### [Listing excerpted from a collection]
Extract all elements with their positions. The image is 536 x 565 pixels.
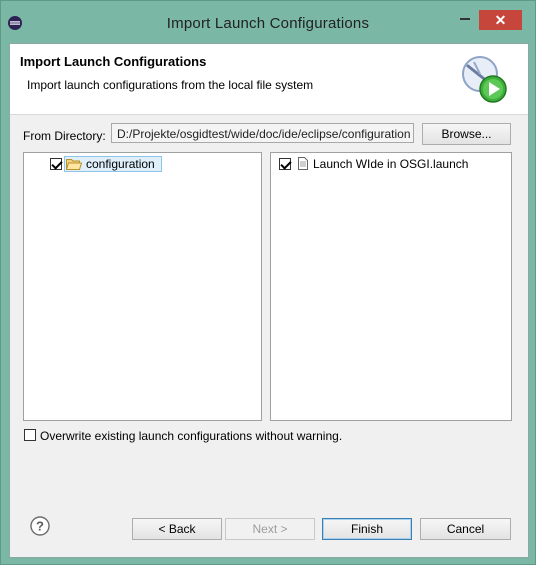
cancel-button[interactable]: Cancel — [420, 518, 511, 540]
close-button[interactable]: ✕ — [479, 10, 522, 30]
banner-title: Import Launch Configurations — [20, 54, 207, 69]
help-icon[interactable]: ? — [30, 516, 50, 536]
window-title: Import Launch Configurations — [166, 15, 370, 32]
wizard-banner: Import Launch Configurations Import laun… — [10, 44, 528, 115]
banner-description: Import launch configurations from the lo… — [27, 78, 314, 92]
browse-button[interactable]: Browse... — [422, 123, 511, 145]
finish-button[interactable]: Finish — [322, 518, 412, 540]
svg-text:?: ? — [36, 519, 44, 534]
from-directory-label: From Directory: — [23, 129, 106, 143]
title-bar[interactable]: Import Launch Configurations ✕ — [1, 1, 535, 43]
document-icon — [298, 157, 308, 170]
minimize-button[interactable] — [457, 9, 473, 23]
launch-config-wizard-icon — [462, 56, 507, 103]
folder-tree-panel[interactable]: configuration — [23, 152, 262, 421]
configuration-checkbox[interactable] — [50, 158, 62, 170]
file-list-panel[interactable]: Launch WIde in OSGI.launch — [270, 152, 512, 421]
tree-item-configuration[interactable]: configuration — [24, 155, 261, 173]
file-item-launch[interactable]: Launch WIde in OSGI.launch — [271, 155, 511, 173]
overwrite-checkbox[interactable] — [24, 429, 36, 441]
tree-item-label: configuration — [86, 157, 155, 171]
launch-file-checkbox[interactable] — [279, 158, 291, 170]
directory-path-field[interactable]: D:/Projekte/osgidtest/wide/doc/ide/eclip… — [111, 123, 414, 143]
overwrite-label[interactable]: Overwrite existing launch configurations… — [40, 429, 342, 443]
dialog-window: Import Launch Configurations ✕ Import La… — [0, 0, 536, 565]
next-button[interactable]: Next > — [225, 518, 315, 540]
dialog-body: Import Launch Configurations Import laun… — [9, 43, 529, 558]
folder-open-icon — [66, 159, 82, 170]
back-button[interactable]: < Back — [132, 518, 222, 540]
file-item-label: Launch WIde in OSGI.launch — [313, 157, 469, 171]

### [Set problem]
Convert every line of the listing above into a Markdown table with the columns "No." and "Line," numbering the rows in order and leaving out blank lines and any picture.

### [Response]
| No. | Line |
|---|---|
| 1 | Extract all elements with their positions. The image is 536 x 565 pixels. |
| 2 | cancel-button[interactable]: Cancel — [420, 518, 511, 540] |
| 3 | close-button[interactable]: ✕ — [479, 10, 522, 30] |
| 4 | banner-title: Import Launch Configurations — [20, 54, 207, 69] |
| 5 | help-icon[interactable]: ? — [30, 516, 50, 536] |
| 6 | window-title: Import Launch Configurations — [166, 15, 370, 32] |
| 7 | wizard-banner: Import Launch Configurations Import laun… — [10, 44, 528, 115] |
| 8 | banner-description: Import launch configurations from the lo… — [27, 78, 314, 92] |
| 9 | browse-button[interactable]: Browse... — [422, 123, 511, 145] |
| 10 | finish-button[interactable]: Finish — [322, 518, 412, 540] |
| 11 | svg-text:?: ? — [36, 519, 44, 534] |
| 12 | from-directory-label: From Directory: — [23, 129, 106, 143] |
| 13 | title-bar[interactable]: Import Launch Configurations ✕ — [1, 1, 535, 43] |
| 14 | document-icon — [298, 157, 308, 170] |
| 15 | minimize-button[interactable] — [457, 9, 473, 23] |
| 16 | launch-config-wizard-icon — [462, 56, 507, 103] |
| 17 | folder-tree-panel[interactable]: configuration — [23, 152, 262, 421] |
| 18 | configuration-checkbox[interactable] — [50, 158, 62, 170] |
| 19 | file-list-panel[interactable]: Launch WIde in OSGI.launch — [270, 152, 512, 421] |
| 20 | tree-item-configuration[interactable]: configuration — [24, 155, 261, 173] |
| 21 | file-item-launch[interactable]: Launch WIde in OSGI.launch — [271, 155, 511, 173] |
| 22 | overwrite-checkbox[interactable] — [24, 429, 36, 441] |
| 23 | tree-item-label: configuration — [86, 157, 155, 171] |
| 24 | launch-file-checkbox[interactable] — [279, 158, 291, 170] |
| 25 | directory-path-field[interactable]: D:/Projekte/osgidtest/wide/doc/ide/eclip… — [111, 123, 414, 143] |
| 26 | overwrite-label[interactable]: Overwrite existing launch configurations… — [40, 429, 342, 443] |
| 27 | dialog-window: Import Launch Configurations ✕ Import La… — [0, 0, 536, 565] |
| 28 | next-button[interactable]: Next > — [225, 518, 315, 540] |
| 29 | dialog-body: Import Launch Configurations Import laun… — [9, 43, 529, 558] |
| 30 | folder-open-icon — [66, 159, 82, 170] |
| 31 | back-button[interactable]: < Back — [132, 518, 222, 540] |
| 32 | file-item-label: Launch WIde in OSGI.launch — [313, 157, 469, 171] |